Written problem :: Pull out every line with the word "color".

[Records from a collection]
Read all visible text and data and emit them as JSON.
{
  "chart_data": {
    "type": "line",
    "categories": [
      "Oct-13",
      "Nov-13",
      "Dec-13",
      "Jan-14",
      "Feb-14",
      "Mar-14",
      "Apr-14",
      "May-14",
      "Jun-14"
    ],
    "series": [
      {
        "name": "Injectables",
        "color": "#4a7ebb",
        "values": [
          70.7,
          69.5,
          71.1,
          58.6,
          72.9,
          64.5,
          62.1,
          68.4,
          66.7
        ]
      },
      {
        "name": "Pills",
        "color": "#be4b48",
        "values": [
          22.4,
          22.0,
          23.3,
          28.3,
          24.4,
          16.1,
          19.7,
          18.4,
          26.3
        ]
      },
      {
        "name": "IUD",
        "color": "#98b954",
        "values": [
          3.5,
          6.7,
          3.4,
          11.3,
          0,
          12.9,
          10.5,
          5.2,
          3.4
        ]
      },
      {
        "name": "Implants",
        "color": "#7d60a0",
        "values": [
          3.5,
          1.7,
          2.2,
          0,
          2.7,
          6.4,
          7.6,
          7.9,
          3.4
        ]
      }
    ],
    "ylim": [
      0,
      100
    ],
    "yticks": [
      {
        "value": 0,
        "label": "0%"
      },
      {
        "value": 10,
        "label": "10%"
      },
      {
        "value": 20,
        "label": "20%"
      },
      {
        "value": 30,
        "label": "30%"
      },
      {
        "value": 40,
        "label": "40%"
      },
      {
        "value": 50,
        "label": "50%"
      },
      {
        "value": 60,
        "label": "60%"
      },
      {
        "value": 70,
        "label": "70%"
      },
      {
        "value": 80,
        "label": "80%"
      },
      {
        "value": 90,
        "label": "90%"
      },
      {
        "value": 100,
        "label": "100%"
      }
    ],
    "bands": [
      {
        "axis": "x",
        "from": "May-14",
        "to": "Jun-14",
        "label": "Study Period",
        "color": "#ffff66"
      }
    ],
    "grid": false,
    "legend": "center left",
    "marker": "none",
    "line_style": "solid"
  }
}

Exercise answer ::
        "color": "#4a7ebb",
        "color": "#be4b48",
        "color": "#98b954",
        "color": "#7d60a0",
        "color": "#ffff66"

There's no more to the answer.